→ **REQUIRED TASK**:
From the entries below, copy every line that holds the word "Ciedess".

→ **EXTRACTED DATA**:
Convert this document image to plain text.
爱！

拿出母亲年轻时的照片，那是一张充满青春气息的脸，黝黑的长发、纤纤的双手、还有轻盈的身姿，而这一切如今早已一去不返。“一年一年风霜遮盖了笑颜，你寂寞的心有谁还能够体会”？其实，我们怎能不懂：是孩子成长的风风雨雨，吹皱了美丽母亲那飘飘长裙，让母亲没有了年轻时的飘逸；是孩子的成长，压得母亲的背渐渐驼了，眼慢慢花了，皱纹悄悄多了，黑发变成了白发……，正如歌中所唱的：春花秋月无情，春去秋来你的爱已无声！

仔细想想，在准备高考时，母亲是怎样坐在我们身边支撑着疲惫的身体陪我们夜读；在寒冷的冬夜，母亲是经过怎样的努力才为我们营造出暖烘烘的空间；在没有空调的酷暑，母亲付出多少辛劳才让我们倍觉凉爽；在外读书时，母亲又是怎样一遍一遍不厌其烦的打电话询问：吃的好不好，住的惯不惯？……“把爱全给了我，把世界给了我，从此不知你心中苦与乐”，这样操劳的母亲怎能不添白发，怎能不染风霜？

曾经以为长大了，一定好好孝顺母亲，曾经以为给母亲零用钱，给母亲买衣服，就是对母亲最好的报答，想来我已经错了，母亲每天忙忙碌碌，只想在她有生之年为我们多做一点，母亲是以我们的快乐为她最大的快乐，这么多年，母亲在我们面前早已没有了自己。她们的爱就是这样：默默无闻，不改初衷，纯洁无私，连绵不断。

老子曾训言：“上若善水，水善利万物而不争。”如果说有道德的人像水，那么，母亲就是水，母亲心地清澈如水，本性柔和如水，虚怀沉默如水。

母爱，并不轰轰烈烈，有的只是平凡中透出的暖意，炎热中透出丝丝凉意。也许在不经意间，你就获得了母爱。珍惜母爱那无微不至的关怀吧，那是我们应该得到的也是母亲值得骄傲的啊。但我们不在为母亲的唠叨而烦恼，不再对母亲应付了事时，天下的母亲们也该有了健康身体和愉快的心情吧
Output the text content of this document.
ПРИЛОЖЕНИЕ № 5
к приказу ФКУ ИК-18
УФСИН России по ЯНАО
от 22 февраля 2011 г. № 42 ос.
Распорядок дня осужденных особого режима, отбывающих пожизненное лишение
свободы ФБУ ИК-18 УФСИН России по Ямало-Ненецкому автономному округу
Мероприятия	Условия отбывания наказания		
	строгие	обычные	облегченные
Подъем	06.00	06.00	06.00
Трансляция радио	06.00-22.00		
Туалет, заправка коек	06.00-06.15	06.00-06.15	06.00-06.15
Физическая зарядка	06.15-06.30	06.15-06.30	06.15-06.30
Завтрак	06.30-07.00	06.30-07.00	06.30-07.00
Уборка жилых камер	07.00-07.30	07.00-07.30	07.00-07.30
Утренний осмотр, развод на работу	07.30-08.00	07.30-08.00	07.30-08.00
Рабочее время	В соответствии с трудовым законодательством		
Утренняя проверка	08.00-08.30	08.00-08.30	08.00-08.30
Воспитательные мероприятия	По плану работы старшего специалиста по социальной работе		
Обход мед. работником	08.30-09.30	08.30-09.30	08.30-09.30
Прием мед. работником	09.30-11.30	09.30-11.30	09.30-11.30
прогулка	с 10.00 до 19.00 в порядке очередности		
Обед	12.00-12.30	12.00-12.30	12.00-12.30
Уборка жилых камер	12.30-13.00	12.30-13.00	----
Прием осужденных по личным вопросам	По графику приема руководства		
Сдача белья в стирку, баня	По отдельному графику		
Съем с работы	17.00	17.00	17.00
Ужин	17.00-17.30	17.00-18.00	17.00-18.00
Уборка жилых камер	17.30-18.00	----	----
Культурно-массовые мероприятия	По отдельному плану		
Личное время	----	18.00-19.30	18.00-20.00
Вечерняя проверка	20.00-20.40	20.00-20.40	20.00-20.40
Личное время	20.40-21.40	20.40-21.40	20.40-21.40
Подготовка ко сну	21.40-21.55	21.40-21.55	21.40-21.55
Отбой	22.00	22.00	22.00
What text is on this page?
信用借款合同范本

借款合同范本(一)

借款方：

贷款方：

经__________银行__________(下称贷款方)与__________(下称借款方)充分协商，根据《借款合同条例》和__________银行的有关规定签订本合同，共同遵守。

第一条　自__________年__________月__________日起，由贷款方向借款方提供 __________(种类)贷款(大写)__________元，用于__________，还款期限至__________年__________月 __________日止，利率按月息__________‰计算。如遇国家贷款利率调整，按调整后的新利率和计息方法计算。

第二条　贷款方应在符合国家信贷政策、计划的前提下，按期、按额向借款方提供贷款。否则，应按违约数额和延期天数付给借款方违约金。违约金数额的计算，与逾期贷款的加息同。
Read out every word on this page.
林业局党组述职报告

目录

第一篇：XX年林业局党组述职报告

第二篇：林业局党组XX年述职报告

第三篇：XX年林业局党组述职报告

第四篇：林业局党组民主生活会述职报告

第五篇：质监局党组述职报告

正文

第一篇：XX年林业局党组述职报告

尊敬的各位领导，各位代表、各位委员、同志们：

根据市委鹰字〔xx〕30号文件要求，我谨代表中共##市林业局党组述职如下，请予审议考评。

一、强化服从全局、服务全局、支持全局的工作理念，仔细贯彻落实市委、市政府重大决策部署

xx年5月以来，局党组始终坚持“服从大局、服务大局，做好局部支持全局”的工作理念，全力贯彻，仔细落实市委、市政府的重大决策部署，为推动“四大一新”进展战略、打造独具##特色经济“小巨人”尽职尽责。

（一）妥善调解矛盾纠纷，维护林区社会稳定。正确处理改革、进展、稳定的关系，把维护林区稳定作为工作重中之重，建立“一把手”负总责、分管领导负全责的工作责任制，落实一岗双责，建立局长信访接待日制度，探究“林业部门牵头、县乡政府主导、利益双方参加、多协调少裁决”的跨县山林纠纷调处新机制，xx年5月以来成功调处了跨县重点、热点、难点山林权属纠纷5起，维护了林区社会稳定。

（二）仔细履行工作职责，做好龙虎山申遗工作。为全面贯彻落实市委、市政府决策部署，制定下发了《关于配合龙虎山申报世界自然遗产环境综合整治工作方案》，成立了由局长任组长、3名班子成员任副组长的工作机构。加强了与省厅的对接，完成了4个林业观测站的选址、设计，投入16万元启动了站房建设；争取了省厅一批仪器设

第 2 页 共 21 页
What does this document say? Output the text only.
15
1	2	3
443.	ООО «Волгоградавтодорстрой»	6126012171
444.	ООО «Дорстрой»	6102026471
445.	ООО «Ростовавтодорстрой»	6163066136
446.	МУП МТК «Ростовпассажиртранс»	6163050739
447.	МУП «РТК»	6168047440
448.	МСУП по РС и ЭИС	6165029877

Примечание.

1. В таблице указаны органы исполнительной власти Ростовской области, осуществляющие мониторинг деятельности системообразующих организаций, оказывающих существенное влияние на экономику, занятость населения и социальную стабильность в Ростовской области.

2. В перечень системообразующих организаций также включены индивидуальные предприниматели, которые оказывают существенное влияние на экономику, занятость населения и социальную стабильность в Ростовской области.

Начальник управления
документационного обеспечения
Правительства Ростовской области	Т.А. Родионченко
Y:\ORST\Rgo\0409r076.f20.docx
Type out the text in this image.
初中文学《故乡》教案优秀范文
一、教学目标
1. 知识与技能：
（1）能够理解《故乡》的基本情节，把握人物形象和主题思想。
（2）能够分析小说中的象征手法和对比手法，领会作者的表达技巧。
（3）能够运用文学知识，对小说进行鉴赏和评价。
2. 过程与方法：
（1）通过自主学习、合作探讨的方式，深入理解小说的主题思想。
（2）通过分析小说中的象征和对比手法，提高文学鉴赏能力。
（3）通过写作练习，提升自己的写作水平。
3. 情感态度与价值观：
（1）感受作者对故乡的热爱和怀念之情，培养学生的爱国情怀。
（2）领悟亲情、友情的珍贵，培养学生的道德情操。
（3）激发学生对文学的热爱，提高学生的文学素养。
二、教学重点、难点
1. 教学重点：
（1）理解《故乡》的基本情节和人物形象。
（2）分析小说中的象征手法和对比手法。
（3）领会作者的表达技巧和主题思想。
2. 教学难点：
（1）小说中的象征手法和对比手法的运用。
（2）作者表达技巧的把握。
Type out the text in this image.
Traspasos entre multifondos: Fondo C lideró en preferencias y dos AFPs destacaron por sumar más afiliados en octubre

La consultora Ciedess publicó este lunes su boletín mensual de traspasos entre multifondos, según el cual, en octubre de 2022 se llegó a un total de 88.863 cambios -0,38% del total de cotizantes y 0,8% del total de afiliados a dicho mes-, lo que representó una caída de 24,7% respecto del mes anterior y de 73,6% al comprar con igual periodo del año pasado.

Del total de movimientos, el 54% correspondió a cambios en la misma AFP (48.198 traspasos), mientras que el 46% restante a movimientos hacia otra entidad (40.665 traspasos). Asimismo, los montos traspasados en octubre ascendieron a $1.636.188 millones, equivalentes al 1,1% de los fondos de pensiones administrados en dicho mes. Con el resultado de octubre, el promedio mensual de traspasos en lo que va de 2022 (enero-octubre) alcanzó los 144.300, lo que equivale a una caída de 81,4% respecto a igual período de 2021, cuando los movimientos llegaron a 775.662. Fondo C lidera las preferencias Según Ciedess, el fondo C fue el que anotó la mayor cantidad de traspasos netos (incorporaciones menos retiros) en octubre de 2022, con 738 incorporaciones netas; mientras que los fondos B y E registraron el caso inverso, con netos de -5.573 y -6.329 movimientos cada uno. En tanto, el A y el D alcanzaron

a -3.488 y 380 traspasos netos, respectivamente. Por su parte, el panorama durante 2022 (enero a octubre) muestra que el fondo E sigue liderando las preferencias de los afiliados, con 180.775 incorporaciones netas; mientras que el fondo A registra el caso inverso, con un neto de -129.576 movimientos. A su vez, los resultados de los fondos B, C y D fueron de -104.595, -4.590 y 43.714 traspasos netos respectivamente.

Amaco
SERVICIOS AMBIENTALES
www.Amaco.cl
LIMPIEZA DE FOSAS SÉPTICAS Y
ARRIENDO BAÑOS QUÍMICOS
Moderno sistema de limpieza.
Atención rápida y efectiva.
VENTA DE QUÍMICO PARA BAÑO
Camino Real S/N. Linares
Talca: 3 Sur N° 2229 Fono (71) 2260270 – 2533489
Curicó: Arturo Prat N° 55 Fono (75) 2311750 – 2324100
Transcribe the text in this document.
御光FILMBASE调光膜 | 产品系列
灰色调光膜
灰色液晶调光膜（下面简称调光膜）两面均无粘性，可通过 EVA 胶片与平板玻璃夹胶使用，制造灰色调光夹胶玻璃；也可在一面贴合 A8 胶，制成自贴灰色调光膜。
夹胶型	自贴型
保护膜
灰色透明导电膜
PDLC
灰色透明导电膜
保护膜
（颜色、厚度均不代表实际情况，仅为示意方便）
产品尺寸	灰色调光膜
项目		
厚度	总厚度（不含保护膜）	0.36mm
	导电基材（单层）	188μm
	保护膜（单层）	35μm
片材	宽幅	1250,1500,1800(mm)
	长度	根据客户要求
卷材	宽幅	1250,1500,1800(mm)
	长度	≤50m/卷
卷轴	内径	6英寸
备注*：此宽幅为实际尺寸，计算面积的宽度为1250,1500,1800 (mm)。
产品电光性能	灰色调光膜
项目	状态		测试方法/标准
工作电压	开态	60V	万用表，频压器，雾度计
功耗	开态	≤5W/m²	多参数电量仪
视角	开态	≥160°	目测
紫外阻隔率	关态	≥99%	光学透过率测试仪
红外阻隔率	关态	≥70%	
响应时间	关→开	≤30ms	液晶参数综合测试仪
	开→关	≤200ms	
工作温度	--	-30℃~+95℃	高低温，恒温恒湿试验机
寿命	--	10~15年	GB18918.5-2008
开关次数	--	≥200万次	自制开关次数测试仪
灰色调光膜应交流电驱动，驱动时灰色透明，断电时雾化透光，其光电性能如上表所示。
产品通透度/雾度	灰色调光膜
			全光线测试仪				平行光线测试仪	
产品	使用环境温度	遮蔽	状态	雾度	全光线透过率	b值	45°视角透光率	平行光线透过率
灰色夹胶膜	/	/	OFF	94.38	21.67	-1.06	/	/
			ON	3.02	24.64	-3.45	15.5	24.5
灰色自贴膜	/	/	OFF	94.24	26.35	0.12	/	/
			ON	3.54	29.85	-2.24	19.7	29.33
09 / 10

→ **OUTPUT OF THE TASK**:
La consultora Ciedess publicó este lunes su boletín mensual de traspasos entre multifondos, según el cual, en octubre de 2022 se llegó a un total de 88.863 cambios -0,38% del total de cotizantes y 0,8% del total de afiliados a dicho mes-, lo que representó una caída de 24,7% respecto del mes anterior y de 73,6% al comprar con igual periodo del año pasado.
Del total de movimientos, el 54% correspondió a cambios en la misma AFP (48.198 traspasos), mientras que el 46% restante a movimientos hacia otra entidad (40.665 traspasos). Asimismo, los montos traspasados en octubre ascendieron a $1.636.188 millones, equivalentes al 1,1% de los fondos de pensiones administrados en dicho mes. Con el resultado de octubre, el promedio mensual de traspasos en lo que va de 2022 (enero-octubre) alcanzó los 144.300, lo que equivale a una caída de 81,4% respecto a igual período de 2021, cuando los movimientos llegaron a 775.662. Fondo C lidera las preferencias Según Ciedess, el fondo C fue el que anotó la mayor cantidad de traspasos netos (incorporaciones menos retiros) en octubre de 2022, con 738 incorporaciones netas; mientras que los fondos B y E registraron el caso inverso, con netos de -5.573 y -6.329 movimientos cada uno. En tanto, el A y el D alcanzaron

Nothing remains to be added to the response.